* _WRITTEN EXERCISE_:
Quote every line of the material beneath this one.

(Figure record listings)
<<<<

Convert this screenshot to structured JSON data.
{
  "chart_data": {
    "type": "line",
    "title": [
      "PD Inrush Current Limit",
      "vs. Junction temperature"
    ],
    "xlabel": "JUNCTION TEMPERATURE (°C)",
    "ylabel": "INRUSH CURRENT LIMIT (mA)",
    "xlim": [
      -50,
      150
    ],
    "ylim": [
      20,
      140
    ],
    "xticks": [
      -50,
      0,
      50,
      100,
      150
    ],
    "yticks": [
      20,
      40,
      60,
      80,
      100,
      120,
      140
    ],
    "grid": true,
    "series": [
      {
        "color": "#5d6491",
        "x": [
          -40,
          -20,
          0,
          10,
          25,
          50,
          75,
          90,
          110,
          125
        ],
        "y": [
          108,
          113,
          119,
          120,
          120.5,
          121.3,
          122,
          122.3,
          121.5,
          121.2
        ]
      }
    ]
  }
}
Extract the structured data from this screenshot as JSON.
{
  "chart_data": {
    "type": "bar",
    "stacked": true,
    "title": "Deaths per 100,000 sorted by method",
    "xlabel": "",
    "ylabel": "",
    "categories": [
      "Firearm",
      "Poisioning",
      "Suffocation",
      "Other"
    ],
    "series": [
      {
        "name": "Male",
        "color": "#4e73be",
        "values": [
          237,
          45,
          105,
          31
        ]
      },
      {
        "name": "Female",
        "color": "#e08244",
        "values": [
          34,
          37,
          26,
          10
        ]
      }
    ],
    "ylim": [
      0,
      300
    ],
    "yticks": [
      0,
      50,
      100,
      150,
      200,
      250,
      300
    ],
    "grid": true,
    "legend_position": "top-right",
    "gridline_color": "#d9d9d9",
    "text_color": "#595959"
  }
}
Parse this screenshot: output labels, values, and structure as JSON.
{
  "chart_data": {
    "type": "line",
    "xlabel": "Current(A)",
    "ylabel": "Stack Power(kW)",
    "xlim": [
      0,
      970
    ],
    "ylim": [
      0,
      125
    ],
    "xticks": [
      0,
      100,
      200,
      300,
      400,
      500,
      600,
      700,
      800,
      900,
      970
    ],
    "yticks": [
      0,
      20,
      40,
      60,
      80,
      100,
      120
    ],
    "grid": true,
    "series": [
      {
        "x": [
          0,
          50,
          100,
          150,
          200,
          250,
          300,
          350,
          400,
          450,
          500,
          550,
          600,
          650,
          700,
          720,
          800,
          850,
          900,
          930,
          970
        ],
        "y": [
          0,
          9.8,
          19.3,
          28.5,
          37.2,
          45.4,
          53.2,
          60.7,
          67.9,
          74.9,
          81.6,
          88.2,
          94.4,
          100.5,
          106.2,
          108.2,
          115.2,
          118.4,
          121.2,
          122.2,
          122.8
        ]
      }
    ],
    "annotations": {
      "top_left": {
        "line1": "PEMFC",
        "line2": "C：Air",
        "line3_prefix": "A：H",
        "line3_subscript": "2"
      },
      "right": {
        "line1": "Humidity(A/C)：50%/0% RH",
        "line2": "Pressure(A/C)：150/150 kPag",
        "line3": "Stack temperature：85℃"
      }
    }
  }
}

>>>>

* _SOLVED EXERCISE_:
Convert this screenshot to structured JSON data.
{
  "chart_data": {
    "type": "line",
    "title": [
      "PD Inrush Current Limit",
      "vs. Junction temperature"
    ],
    "xlabel": "JUNCTION TEMPERATURE (°C)",
    "ylabel": "INRUSH CURRENT LIMIT (mA)",
    "xlim": [
      -50,
      150
    ],
    "ylim": [
      20,
      140
    ],
    "xticks": [
      -50,
      0,
      50,
      100,
      150
    ],
    "yticks": [
      20,
      40,
      60,
      80,
      100,
      120,
      140
    ],
    "grid": true,
    "series": [
      {
        "color": "#5d6491",
        "x": [
          -40,
          -20,
          0,
          10,
          25,
          50,
          75,
          90,
          110,
          125
        ],
        "y": [
          108,
          113,
          119,
          120,
          120.5,
          121.3,
          122,
          122.3,
          121.5,
          121.2
        ]
      }
    ]
  }
}
Extract the structured data from this screenshot as JSON.
{
  "chart_data": {
    "type": "bar",
    "stacked": true,
    "title": "Deaths per 100,000 sorted by method",
    "xlabel": "",
    "ylabel": "",
    "categories": [
      "Firearm",
      "Poisioning",
      "Suffocation",
      "Other"
    ],
    "series": [
      {
        "name": "Male",
        "color": "#4e73be",
        "values": [
          237,
          45,
          105,
          31
        ]
      },
      {
        "name": "Female",
        "color": "#e08244",
        "values": [
          34,
          37,
          26,
          10
        ]
      }
    ],
    "ylim": [
      0,
      300
    ],
    "yticks": [
      0,
      50,
      100,
      150,
      200,
      250,
      300
    ],
    "grid": true,
    "legend_position": "top-right",
    "gridline_color": "#d9d9d9",
    "text_color": "#595959"
  }
}
Parse this screenshot: output labels, values, and structure as JSON.
{
  "chart_data": {
    "type": "line",
    "xlabel": "Current(A)",
    "ylabel": "Stack Power(kW)",
    "xlim": [
      0,
      970
    ],
    "ylim": [
      0,
      125
    ],
    "xticks": [
      0,
      100,
      200,
      300,
      400,
      500,
      600,
      700,
      800,
      900,
      970
    ],
    "yticks": [
      0,
      20,
      40,
      60,
      80,
      100,
      120
    ],
    "grid": true,
    "series": [
      {
        "x": [
          0,
          50,
          100,
          150,
          200,
          250,
          300,
          350,
          400,
          450,
          500,
          550,
          600,
          650,
          700,
          720,
          800,
          850,
          900,
          930,
          970
        ],
        "y": [
          0,
          9.8,
          19.3,
          28.5,
          37.2,
          45.4,
          53.2,
          60.7,
          67.9,
          74.9,
          81.6,
          88.2,
          94.4,
          100.5,
          106.2,
          108.2,
          115.2,
          118.4,
          121.2,
          122.2,
          122.8
        ]
      }
    ],
    "annotations": {
      "top_left": {
        "line1": "PEMFC",
        "line2": "C：Air",
        "line3_prefix": "A：H",
        "line3_subscript": "2"
      },
      "right": {
        "line1": "Humidity(A/C)：50%/0% RH",
        "line2": "Pressure(A/C)：150/150 kPag",
        "line3": "Stack temperature：85℃"
      }
    }
  }
}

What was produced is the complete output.